Dataset records
┌────────

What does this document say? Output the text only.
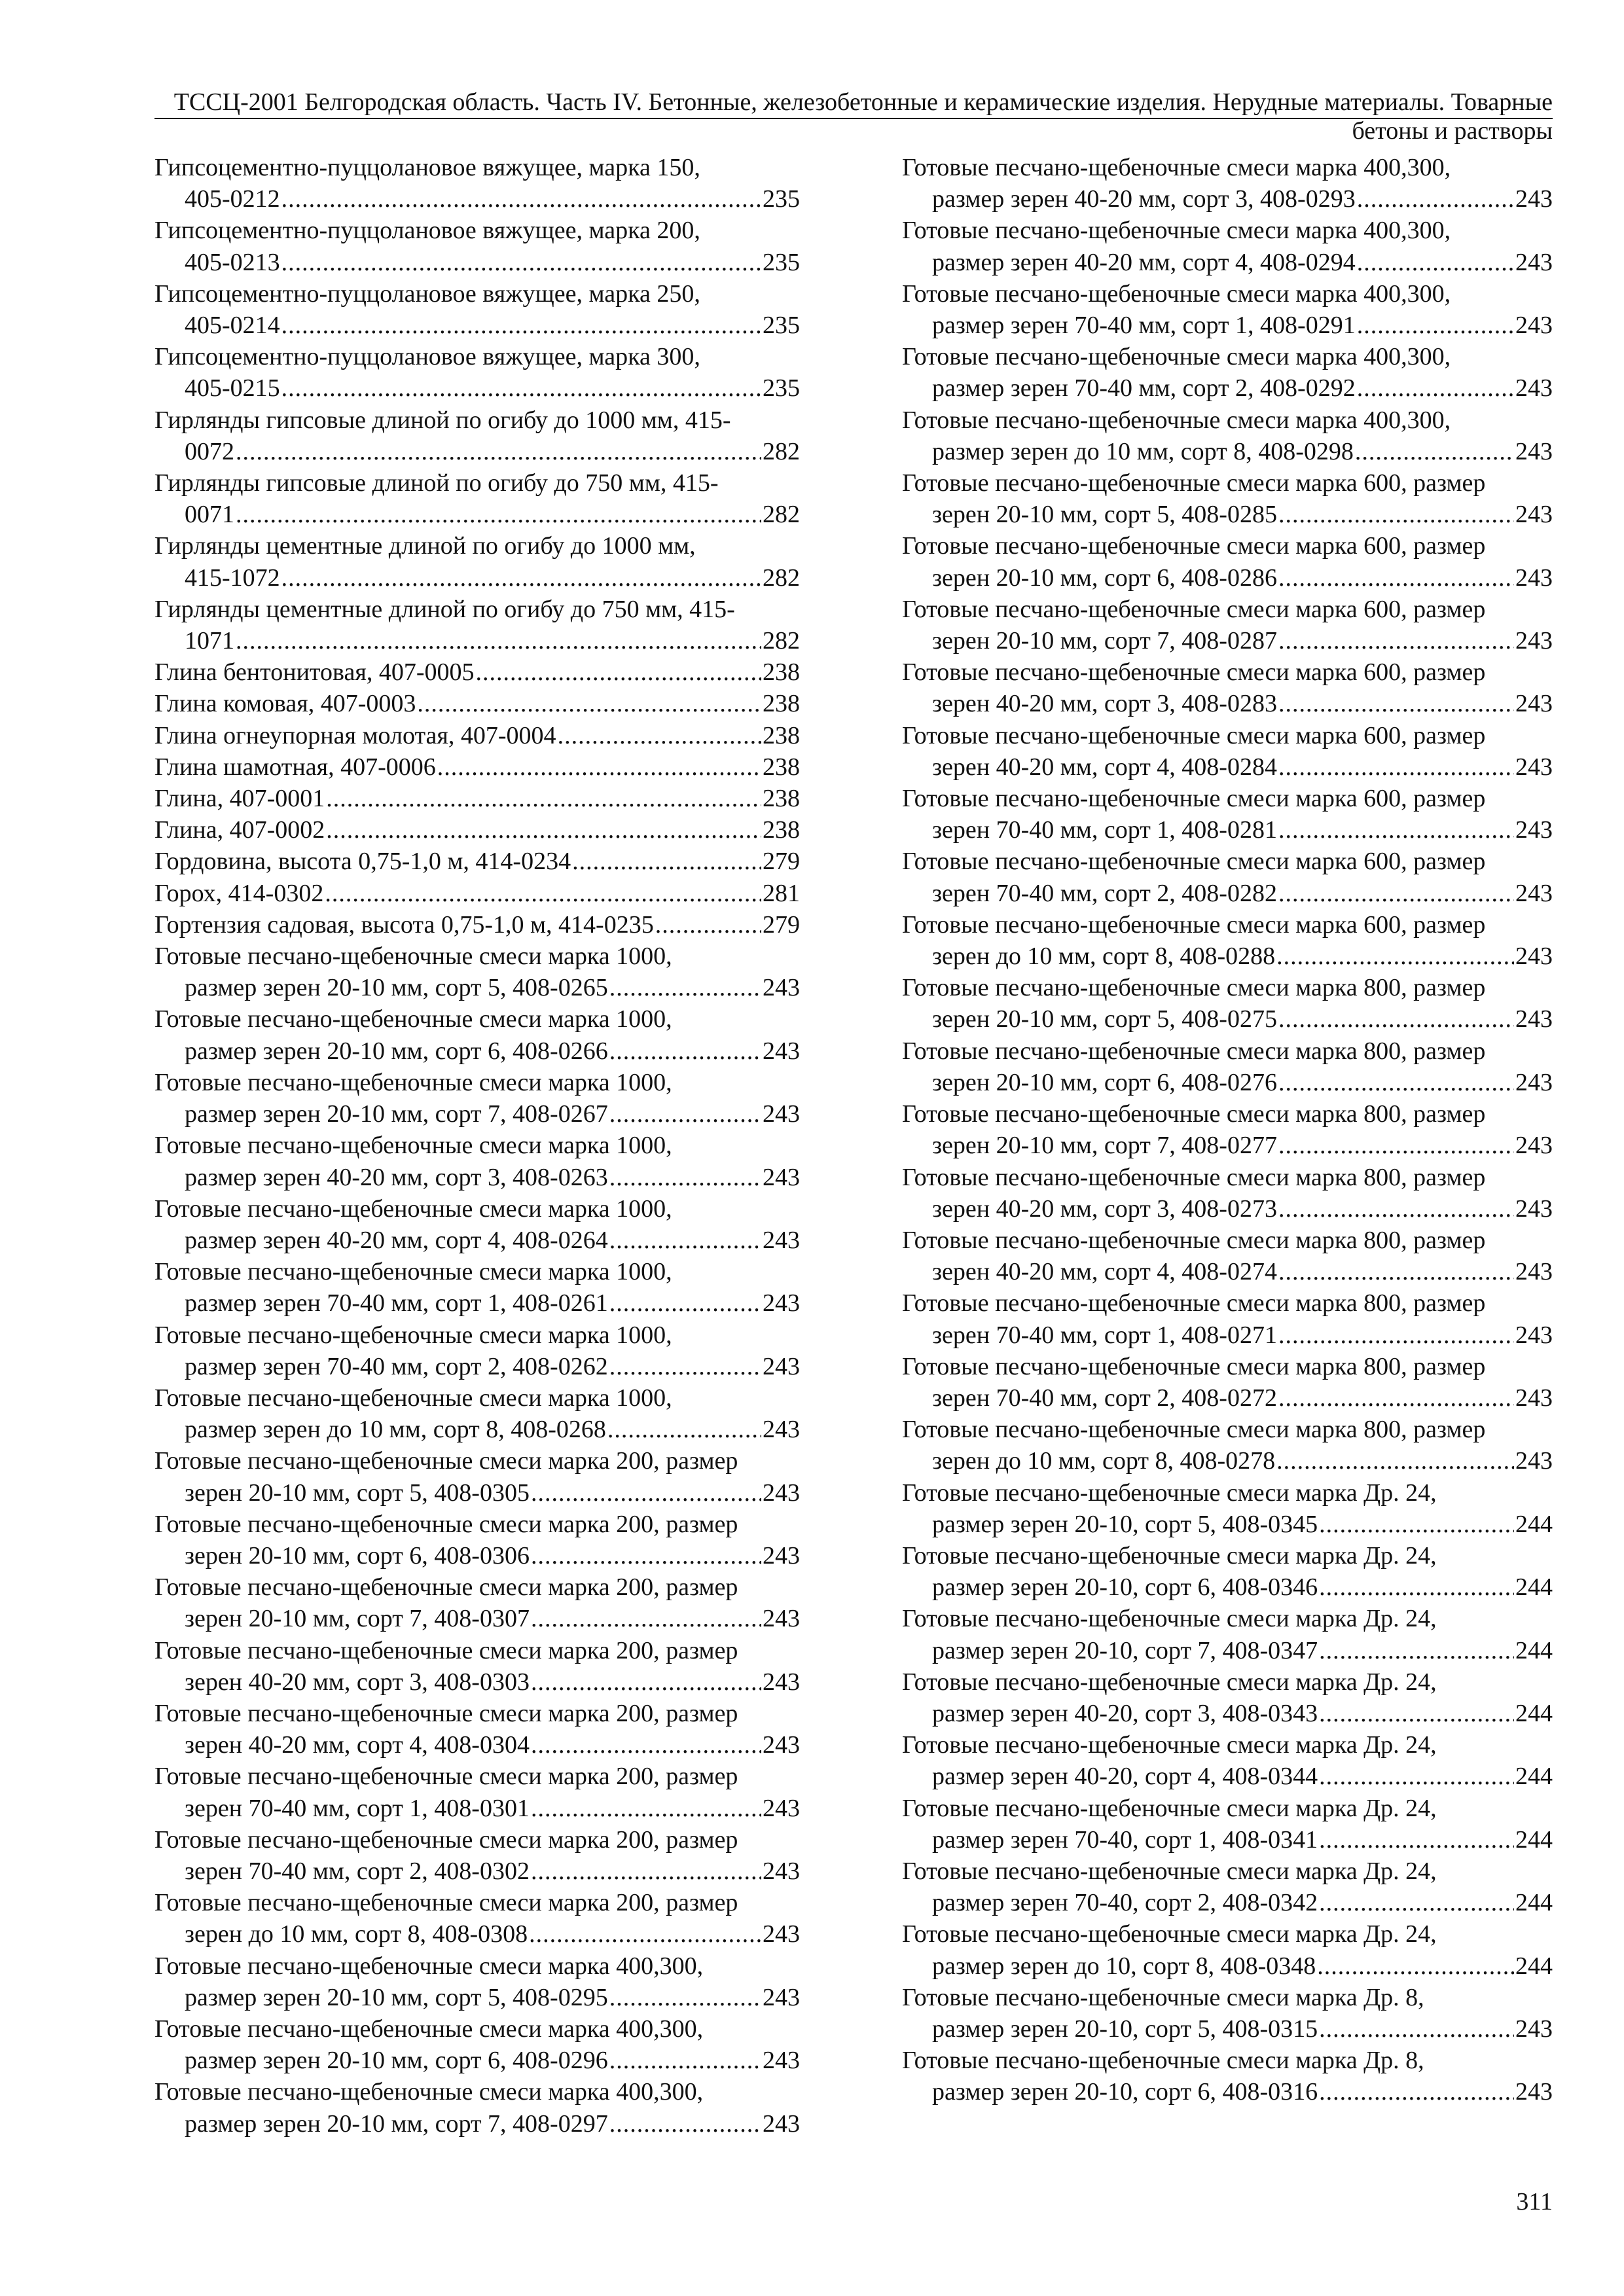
ТССЦ-2001 Белгородская область. Часть IV. Бетонные, железобетонные и керамические изделия. Нерудные материалы. Товарные бетоны и растворы
Гипсоцементно-пуццолановое вяжущее, марка 150,
405-0212 .....	235
Гипсоцементно-пуццолановое вяжущее, марка 200,
405-0213 .....	235
Гипсоцементно-пуццолановое вяжущее, марка 250,
405-0214 .....	235
Гипсоцементно-пуццолановое вяжущее, марка 300,
405-0215 .....	235
Гирлянды гипсовые длиной по огибу до 1000 мм, 415-
0072 .....	282
Гирлянды гипсовые длиной по огибу до 750 мм, 415-
0071 .....	282
Гирлянды цементные длиной по огибу до 1000 мм,
415-1072 .....	282
Гирлянды цементные длиной по огибу до 750 мм, 415-
1071 .....	282
Глина бентонитовая, 407-0005 .....	238
Глина комовая, 407-0003 .....	238
Глина огнеупорная молотая, 407-0004 .....	238
Глина шамотная, 407-0006 .....	238
Глина, 407-0001 .....	238
Глина, 407-0002 .....	238
Гордовина, высота 0,75-1,0 м, 414-0234 .....	279
Горох, 414-0302 .....	281
Гортензия садовая, высота 0,75-1,0 м, 414-0235 .....	279
Готовые песчано-щебеночные смеси марка 1000,
размер зерен 20-10 мм, сорт 5, 408-0265 .....	243
Готовые песчано-щебеночные смеси марка 1000,
размер зерен 20-10 мм, сорт 6, 408-0266 .....	243
Готовые песчано-щебеночные смеси марка 1000,
размер зерен 20-10 мм, сорт 7, 408-0267 .....	243
Готовые песчано-щебеночные смеси марка 1000,
размер зерен 40-20 мм, сорт 3, 408-0263 .....	243
Готовые песчано-щебеночные смеси марка 1000,
размер зерен 40-20 мм, сорт 4, 408-0264 .....	243
Готовые песчано-щебеночные смеси марка 1000,
размер зерен 70-40 мм, сорт 1, 408-0261 .....	243
Готовые песчано-щебеночные смеси марка 1000,
размер зерен 70-40 мм, сорт 2, 408-0262 .....	243
Готовые песчано-щебеночные смеси марка 1000,
размер зерен до 10 мм, сорт 8, 408-0268 .....	243
Готовые песчано-щебеночные смеси марка 200, размер
зерен 20-10 мм, сорт 5, 408-0305 .....	243
Готовые песчано-щебеночные смеси марка 200, размер
зерен 20-10 мм, сорт 6, 408-0306 .....	243
Готовые песчано-щебеночные смеси марка 200, размер
зерен 20-10 мм, сорт 7, 408-0307 .....	243
Готовые песчано-щебеночные смеси марка 200, размер
зерен 40-20 мм, сорт 3, 408-0303 .....	243
Готовые песчано-щебеночные смеси марка 200, размер
зерен 40-20 мм, сорт 4, 408-0304 .....	243
Готовые песчано-щебеночные смеси марка 200, размер
зерен 70-40 мм, сорт 1, 408-0301 .....	243
Готовые песчано-щебеночные смеси марка 200, размер
зерен 70-40 мм, сорт 2, 408-0302 .....	243
Готовые песчано-щебеночные смеси марка 200, размер
зерен до 10 мм, сорт 8, 408-0308 .....	243
Готовые песчано-щебеночные смеси марка 400,300,
размер зерен 20-10 мм, сорт 5, 408-0295 .....	243
Готовые песчано-щебеночные смеси марка 400,300,
размер зерен 20-10 мм, сорт 6, 408-0296 .....	243
Готовые песчано-щебеночные смеси марка 400,300,
размер зерен 20-10 мм, сорт 7, 408-0297 .....	243
Готовые песчано-щебеночные смеси марка 400,300,
размер зерен 40-20 мм, сорт 3, 408-0293 .....	243
Готовые песчано-щебеночные смеси марка 400,300,
размер зерен 40-20 мм, сорт 4, 408-0294 .....	243
Готовые песчано-щебеночные смеси марка 400,300,
размер зерен 70-40 мм, сорт 1, 408-0291 .....	243
Готовые песчано-щебеночные смеси марка 400,300,
размер зерен 70-40 мм, сорт 2, 408-0292 .....	243
Готовые песчано-щебеночные смеси марка 400,300,
размер зерен до 10 мм, сорт 8, 408-0298 .....	243
Готовые песчано-щебеночные смеси марка 600, размер
зерен 20-10 мм, сорт 5, 408-0285 .....	243
Готовые песчано-щебеночные смеси марка 600, размер
зерен 20-10 мм, сорт 6, 408-0286 .....	243
Готовые песчано-щебеночные смеси марка 600, размер
зерен 20-10 мм, сорт 7, 408-0287 .....	243
Готовые песчано-щебеночные смеси марка 600, размер
зерен 40-20 мм, сорт 3, 408-0283 .....	243
Готовые песчано-щебеночные смеси марка 600, размер
зерен 40-20 мм, сорт 4, 408-0284 .....	243
Готовые песчано-щебеночные смеси марка 600, размер
зерен 70-40 мм, сорт 1, 408-0281 .....	243
Готовые песчано-щебеночные смеси марка 600, размер
зерен 70-40 мм, сорт 2, 408-0282 .....	243
Готовые песчано-щебеночные смеси марка 600, размер
зерен до 10 мм, сорт 8, 408-0288 .....	243
Готовые песчано-щебеночные смеси марка 800, размер
зерен 20-10 мм, сорт 5, 408-0275 .....	243
Готовые песчано-щебеночные смеси марка 800, размер
зерен 20-10 мм, сорт 6, 408-0276 .....	243
Готовые песчано-щебеночные смеси марка 800, размер
зерен 20-10 мм, сорт 7, 408-0277 .....	243
Готовые песчано-щебеночные смеси марка 800, размер
зерен 40-20 мм, сорт 3, 408-0273 .....	243
Готовые песчано-щебеночные смеси марка 800, размер
зерен 40-20 мм, сорт 4, 408-0274 .....	243
Готовые песчано-щебеночные смеси марка 800, размер
зерен 70-40 мм, сорт 1, 408-0271 .....	243
Готовые песчано-щебеночные смеси марка 800, размер
зерен 70-40 мм, сорт 2, 408-0272 .....	243
Готовые песчано-щебеночные смеси марка 800, размер
зерен до 10 мм, сорт 8, 408-0278 .....	243
Готовые песчано-щебеночные смеси марка Др. 24,
размер зерен 20-10, сорт 5, 408-0345 .....	244
Готовые песчано-щебеночные смеси марка Др. 24,
размер зерен 20-10, сорт 6, 408-0346 .....	244
Готовые песчано-щебеночные смеси марка Др. 24,
размер зерен 20-10, сорт 7, 408-0347 .....	244
Готовые песчано-щебеночные смеси марка Др. 24,
размер зерен 40-20, сорт 3, 408-0343 .....	244
Готовые песчано-щебеночные смеси марка Др. 24,
размер зерен 40-20, сорт 4, 408-0344 .....	244
Готовые песчано-щебеночные смеси марка Др. 24,
размер зерен 70-40, сорт 1, 408-0341 .....	244
Готовые песчано-щебеночные смеси марка Др. 24,
размер зерен 70-40, сорт 2, 408-0342 .....	244
Готовые песчано-щебеночные смеси марка Др. 24,
размер зерен до 10, сорт 8, 408-0348 .....	244
Готовые песчано-щебеночные смеси марка Др. 8,
размер зерен 20-10, сорт 5, 408-0315 .....	243
Готовые песчано-щебеночные смеси марка Др. 8,
размер зерен 20-10, сорт 6, 408-0316 .....	243
311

└────────

## WRITTEN TASK
Return all of the entries exactly as written, but drop any pictures they hold.

## ANSWER TO THIS EXERCISE
What does this document say? Output the text only.
ТССЦ-2001 Белгородская область. Часть IV. Бетонные, железобетонные и керамические изделия. Нерудные материалы. Товарные бетоны и растворы
Гипсоцементно-пуццолановое вяжущее, марка 150,
405-0212 .....	235
Гипсоцементно-пуццолановое вяжущее, марка 200,
405-0213 .....	235
Гипсоцементно-пуццолановое вяжущее, марка 250,
405-0214 .....	235
Гипсоцементно-пуццолановое вяжущее, марка 300,
405-0215 .....	235
Гирлянды гипсовые длиной по огибу до 1000 мм, 415-
0072 .....	282
Гирлянды гипсовые длиной по огибу до 750 мм, 415-
0071 .....	282
Гирлянды цементные длиной по огибу до 1000 мм,
415-1072 .....	282
Гирлянды цементные длиной по огибу до 750 мм, 415-
1071 .....	282
Глина бентонитовая, 407-0005 .....	238
Глина комовая, 407-0003 .....	238
Глина огнеупорная молотая, 407-0004 .....	238
Глина шамотная, 407-0006 .....	238
Глина, 407-0001 .....	238
Глина, 407-0002 .....	238
Гордовина, высота 0,75-1,0 м, 414-0234 .....	279
Горох, 414-0302 .....	281
Гортензия садовая, высота 0,75-1,0 м, 414-0235 .....	279
Готовые песчано-щебеночные смеси марка 1000,
размер зерен 20-10 мм, сорт 5, 408-0265 .....	243
Готовые песчано-щебеночные смеси марка 1000,
размер зерен 20-10 мм, сорт 6, 408-0266 .....	243
Готовые песчано-щебеночные смеси марка 1000,
размер зерен 20-10 мм, сорт 7, 408-0267 .....	243
Готовые песчано-щебеночные смеси марка 1000,
размер зерен 40-20 мм, сорт 3, 408-0263 .....	243
Готовые песчано-щебеночные смеси марка 1000,
размер зерен 40-20 мм, сорт 4, 408-0264 .....	243
Готовые песчано-щебеночные смеси марка 1000,
размер зерен 70-40 мм, сорт 1, 408-0261 .....	243
Готовые песчано-щебеночные смеси марка 1000,
размер зерен 70-40 мм, сорт 2, 408-0262 .....	243
Готовые песчано-щебеночные смеси марка 1000,
размер зерен до 10 мм, сорт 8, 408-0268 .....	243
Готовые песчано-щебеночные смеси марка 200, размер
зерен 20-10 мм, сорт 5, 408-0305 .....	243
Готовые песчано-щебеночные смеси марка 200, размер
зерен 20-10 мм, сорт 6, 408-0306 .....	243
Готовые песчано-щебеночные смеси марка 200, размер
зерен 20-10 мм, сорт 7, 408-0307 .....	243
Готовые песчано-щебеночные смеси марка 200, размер
зерен 40-20 мм, сорт 3, 408-0303 .....	243
Готовые песчано-щебеночные смеси марка 200, размер
зерен 40-20 мм, сорт 4, 408-0304 .....	243
Готовые песчано-щебеночные смеси марка 200, размер
зерен 70-40 мм, сорт 1, 408-0301 .....	243
Готовые песчано-щебеночные смеси марка 200, размер
зерен 70-40 мм, сорт 2, 408-0302 .....	243
Готовые песчано-щебеночные смеси марка 200, размер
зерен до 10 мм, сорт 8, 408-0308 .....	243
Готовые песчано-щебеночные смеси марка 400,300,
размер зерен 20-10 мм, сорт 5, 408-0295 .....	243
Готовые песчано-щебеночные смеси марка 400,300,
размер зерен 20-10 мм, сорт 6, 408-0296 .....	243
Готовые песчано-щебеночные смеси марка 400,300,
размер зерен 20-10 мм, сорт 7, 408-0297 .....	243
Готовые песчано-щебеночные смеси марка 400,300,
размер зерен 40-20 мм, сорт 3, 408-0293 .....	243
Готовые песчано-щебеночные смеси марка 400,300,
размер зерен 40-20 мм, сорт 4, 408-0294 .....	243
Готовые песчано-щебеночные смеси марка 400,300,
размер зерен 70-40 мм, сорт 1, 408-0291 .....	243
Готовые песчано-щебеночные смеси марка 400,300,
размер зерен 70-40 мм, сорт 2, 408-0292 .....	243
Готовые песчано-щебеночные смеси марка 400,300,
размер зерен до 10 мм, сорт 8, 408-0298 .....	243
Готовые песчано-щебеночные смеси марка 600, размер
зерен 20-10 мм, сорт 5, 408-0285 .....	243
Готовые песчано-щебеночные смеси марка 600, размер
зерен 20-10 мм, сорт 6, 408-0286 .....	243
Готовые песчано-щебеночные смеси марка 600, размер
зерен 20-10 мм, сорт 7, 408-0287 .....	243
Готовые песчано-щебеночные смеси марка 600, размер
зерен 40-20 мм, сорт 3, 408-0283 .....	243
Готовые песчано-щебеночные смеси марка 600, размер
зерен 40-20 мм, сорт 4, 408-0284 .....	243
Готовые песчано-щебеночные смеси марка 600, размер
зерен 70-40 мм, сорт 1, 408-0281 .....	243
Готовые песчано-щебеночные смеси марка 600, размер
зерен 70-40 мм, сорт 2, 408-0282 .....	243
Готовые песчано-щебеночные смеси марка 600, размер
зерен до 10 мм, сорт 8, 408-0288 .....	243
Готовые песчано-щебеночные смеси марка 800, размер
зерен 20-10 мм, сорт 5, 408-0275 .....	243
Готовые песчано-щебеночные смеси марка 800, размер
зерен 20-10 мм, сорт 6, 408-0276 .....	243
Готовые песчано-щебеночные смеси марка 800, размер
зерен 20-10 мм, сорт 7, 408-0277 .....	243
Готовые песчано-щебеночные смеси марка 800, размер
зерен 40-20 мм, сорт 3, 408-0273 .....	243
Готовые песчано-щебеночные смеси марка 800, размер
зерен 40-20 мм, сорт 4, 408-0274 .....	243
Готовые песчано-щебеночные смеси марка 800, размер
зерен 70-40 мм, сорт 1, 408-0271 .....	243
Готовые песчано-щебеночные смеси марка 800, размер
зерен 70-40 мм, сорт 2, 408-0272 .....	243
Готовые песчано-щебеночные смеси марка 800, размер
зерен до 10 мм, сорт 8, 408-0278 .....	243
Готовые песчано-щебеночные смеси марка Др. 24,
размер зерен 20-10, сорт 5, 408-0345 .....	244
Готовые песчано-щебеночные смеси марка Др. 24,
размер зерен 20-10, сорт 6, 408-0346 .....	244
Готовые песчано-щебеночные смеси марка Др. 24,
размер зерен 20-10, сорт 7, 408-0347 .....	244
Готовые песчано-щебеночные смеси марка Др. 24,
размер зерен 40-20, сорт 3, 408-0343 .....	244
Готовые песчано-щебеночные смеси марка Др. 24,
размер зерен 40-20, сорт 4, 408-0344 .....	244
Готовые песчано-щебеночные смеси марка Др. 24,
размер зерен 70-40, сорт 1, 408-0341 .....	244
Готовые песчано-щебеночные смеси марка Др. 24,
размер зерен 70-40, сорт 2, 408-0342 .....	244
Готовые песчано-щебеночные смеси марка Др. 24,
размер зерен до 10, сорт 8, 408-0348 .....	244
Готовые песчано-щебеночные смеси марка Др. 8,
размер зерен 20-10, сорт 5, 408-0315 .....	243
Готовые песчано-щебеночные смеси марка Др. 8,
размер зерен 20-10, сорт 6, 408-0316 .....	243
311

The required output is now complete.